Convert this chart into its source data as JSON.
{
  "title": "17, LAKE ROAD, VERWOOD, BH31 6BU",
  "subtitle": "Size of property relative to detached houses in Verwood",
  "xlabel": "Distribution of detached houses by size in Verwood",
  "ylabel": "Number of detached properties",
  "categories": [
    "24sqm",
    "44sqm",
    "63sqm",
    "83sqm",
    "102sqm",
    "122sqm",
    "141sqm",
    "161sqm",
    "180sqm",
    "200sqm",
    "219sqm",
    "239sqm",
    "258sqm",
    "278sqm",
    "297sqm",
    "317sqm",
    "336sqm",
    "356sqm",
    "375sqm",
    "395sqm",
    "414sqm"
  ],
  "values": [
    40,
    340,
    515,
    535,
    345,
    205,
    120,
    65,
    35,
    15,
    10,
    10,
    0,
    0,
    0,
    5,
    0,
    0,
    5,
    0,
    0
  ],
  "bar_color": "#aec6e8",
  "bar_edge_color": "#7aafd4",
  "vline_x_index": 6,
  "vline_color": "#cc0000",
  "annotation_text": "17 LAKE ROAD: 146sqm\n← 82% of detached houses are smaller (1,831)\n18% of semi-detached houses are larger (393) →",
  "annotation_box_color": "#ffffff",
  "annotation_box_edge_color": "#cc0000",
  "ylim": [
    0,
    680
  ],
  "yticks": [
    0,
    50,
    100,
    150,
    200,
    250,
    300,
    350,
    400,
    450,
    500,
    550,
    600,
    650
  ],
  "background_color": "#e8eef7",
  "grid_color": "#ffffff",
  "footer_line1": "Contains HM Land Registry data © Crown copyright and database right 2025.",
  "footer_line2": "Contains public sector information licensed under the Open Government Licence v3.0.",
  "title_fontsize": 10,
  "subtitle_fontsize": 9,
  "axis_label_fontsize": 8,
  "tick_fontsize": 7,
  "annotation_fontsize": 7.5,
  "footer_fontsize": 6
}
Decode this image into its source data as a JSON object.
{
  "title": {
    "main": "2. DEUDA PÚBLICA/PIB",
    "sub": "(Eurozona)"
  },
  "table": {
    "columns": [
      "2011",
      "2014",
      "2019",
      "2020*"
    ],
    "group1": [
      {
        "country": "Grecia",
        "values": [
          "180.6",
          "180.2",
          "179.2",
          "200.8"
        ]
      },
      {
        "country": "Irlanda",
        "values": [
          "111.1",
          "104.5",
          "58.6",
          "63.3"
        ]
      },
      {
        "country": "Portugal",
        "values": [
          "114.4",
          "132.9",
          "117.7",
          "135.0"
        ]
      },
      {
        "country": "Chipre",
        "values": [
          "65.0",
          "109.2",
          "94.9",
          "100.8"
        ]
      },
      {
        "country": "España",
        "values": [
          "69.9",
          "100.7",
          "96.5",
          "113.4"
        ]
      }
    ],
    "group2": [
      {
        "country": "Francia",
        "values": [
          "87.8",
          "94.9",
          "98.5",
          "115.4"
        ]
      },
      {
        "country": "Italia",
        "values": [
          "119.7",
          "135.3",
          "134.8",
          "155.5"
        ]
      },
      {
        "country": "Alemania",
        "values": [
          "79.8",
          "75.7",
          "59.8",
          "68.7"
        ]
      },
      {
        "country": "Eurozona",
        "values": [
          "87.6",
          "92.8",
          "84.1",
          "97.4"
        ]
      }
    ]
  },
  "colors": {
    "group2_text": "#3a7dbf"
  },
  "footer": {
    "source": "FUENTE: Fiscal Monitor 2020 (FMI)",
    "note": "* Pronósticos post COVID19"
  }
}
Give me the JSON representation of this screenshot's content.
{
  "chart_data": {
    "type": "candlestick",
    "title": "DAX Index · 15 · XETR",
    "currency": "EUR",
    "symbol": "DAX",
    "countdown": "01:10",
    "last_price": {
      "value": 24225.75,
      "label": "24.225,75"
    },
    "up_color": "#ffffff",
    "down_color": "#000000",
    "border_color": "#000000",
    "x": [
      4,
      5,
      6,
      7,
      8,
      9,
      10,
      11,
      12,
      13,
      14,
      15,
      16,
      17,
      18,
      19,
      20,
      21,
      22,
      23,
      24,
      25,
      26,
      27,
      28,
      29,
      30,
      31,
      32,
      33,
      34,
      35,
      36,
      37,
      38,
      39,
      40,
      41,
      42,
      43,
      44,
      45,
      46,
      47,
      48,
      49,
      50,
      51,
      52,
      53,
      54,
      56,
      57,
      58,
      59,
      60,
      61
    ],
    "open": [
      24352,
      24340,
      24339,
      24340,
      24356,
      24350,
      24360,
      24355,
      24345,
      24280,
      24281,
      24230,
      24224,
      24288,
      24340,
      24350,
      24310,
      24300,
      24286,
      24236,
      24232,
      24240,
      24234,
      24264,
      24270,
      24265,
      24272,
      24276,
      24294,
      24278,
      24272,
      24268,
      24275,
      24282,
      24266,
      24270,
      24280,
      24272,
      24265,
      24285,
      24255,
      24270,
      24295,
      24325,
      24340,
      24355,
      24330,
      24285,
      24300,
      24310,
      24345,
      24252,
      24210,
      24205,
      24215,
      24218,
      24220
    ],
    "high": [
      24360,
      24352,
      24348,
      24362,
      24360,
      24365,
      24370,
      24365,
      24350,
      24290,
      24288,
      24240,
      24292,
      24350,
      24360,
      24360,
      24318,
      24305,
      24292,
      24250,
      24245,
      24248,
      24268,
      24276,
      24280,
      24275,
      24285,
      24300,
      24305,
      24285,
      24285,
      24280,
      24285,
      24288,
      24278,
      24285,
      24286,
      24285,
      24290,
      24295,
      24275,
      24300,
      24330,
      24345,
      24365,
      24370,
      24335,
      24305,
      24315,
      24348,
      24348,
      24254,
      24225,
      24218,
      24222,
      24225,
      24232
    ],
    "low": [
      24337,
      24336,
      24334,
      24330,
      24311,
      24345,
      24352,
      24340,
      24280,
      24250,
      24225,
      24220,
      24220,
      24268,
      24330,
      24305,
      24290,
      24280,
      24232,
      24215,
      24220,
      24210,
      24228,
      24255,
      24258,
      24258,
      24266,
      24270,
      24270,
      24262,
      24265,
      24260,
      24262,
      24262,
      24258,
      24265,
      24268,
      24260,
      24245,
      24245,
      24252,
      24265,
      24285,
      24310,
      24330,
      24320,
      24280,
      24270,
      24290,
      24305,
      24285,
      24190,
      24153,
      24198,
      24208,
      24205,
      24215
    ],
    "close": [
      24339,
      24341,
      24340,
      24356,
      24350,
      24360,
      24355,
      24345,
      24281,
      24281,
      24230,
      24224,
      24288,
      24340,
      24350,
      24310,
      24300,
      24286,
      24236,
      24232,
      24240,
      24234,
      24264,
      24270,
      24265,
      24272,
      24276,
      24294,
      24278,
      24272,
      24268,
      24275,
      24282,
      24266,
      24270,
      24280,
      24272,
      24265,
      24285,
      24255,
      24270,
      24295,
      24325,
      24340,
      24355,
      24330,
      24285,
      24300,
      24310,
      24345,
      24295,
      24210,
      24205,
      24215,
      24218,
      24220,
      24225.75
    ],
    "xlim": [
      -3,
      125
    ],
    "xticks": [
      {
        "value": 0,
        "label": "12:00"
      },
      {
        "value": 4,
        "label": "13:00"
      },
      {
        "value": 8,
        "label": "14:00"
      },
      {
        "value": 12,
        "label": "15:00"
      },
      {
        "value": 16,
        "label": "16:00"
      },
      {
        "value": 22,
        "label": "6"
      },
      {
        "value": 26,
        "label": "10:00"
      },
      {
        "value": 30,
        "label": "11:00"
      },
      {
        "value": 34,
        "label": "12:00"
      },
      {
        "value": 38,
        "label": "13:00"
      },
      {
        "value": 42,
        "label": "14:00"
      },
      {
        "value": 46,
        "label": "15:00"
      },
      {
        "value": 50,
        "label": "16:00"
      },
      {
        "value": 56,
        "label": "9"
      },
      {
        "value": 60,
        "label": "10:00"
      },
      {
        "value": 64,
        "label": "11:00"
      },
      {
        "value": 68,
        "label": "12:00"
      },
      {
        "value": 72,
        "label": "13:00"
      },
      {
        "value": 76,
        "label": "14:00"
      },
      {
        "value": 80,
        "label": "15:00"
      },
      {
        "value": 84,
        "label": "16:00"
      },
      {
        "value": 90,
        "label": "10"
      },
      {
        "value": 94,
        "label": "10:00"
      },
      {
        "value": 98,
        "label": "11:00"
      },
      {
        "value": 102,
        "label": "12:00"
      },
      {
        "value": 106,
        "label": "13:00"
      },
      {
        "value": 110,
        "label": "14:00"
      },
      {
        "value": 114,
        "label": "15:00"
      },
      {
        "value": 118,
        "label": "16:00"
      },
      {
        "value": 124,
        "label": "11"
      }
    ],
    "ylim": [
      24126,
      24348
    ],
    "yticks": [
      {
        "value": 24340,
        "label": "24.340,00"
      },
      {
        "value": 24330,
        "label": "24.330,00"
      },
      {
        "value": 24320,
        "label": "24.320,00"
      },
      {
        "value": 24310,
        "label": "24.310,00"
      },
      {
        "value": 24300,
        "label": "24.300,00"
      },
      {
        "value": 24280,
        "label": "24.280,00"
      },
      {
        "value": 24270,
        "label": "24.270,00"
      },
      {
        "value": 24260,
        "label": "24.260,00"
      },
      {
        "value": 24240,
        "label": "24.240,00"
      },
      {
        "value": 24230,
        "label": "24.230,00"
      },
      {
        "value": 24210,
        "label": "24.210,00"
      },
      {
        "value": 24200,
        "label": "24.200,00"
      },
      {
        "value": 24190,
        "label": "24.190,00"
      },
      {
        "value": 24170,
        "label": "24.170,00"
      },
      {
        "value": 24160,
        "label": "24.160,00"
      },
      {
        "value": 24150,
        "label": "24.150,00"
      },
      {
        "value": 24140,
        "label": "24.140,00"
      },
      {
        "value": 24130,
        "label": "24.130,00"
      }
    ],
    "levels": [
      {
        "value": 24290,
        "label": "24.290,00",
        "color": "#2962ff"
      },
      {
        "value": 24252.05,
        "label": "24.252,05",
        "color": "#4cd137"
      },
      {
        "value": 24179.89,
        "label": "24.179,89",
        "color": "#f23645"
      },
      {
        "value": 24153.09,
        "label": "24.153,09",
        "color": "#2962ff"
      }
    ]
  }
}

» TASK DETAILS:
Looking at the data above, show all lines where the word "detached" occurs.

» EXPECTED OUTPUT:
  "subtitle": "Size of property relative to detached houses in Verwood",
  "xlabel": "Distribution of detached houses by size in Verwood",
  "ylabel": "Number of detached properties",
  "annotation_text": "17 LAKE ROAD: 146sqm\n← 82% of detached houses are smaller (1,831)\n18% of semi-detached houses are larger (393) →",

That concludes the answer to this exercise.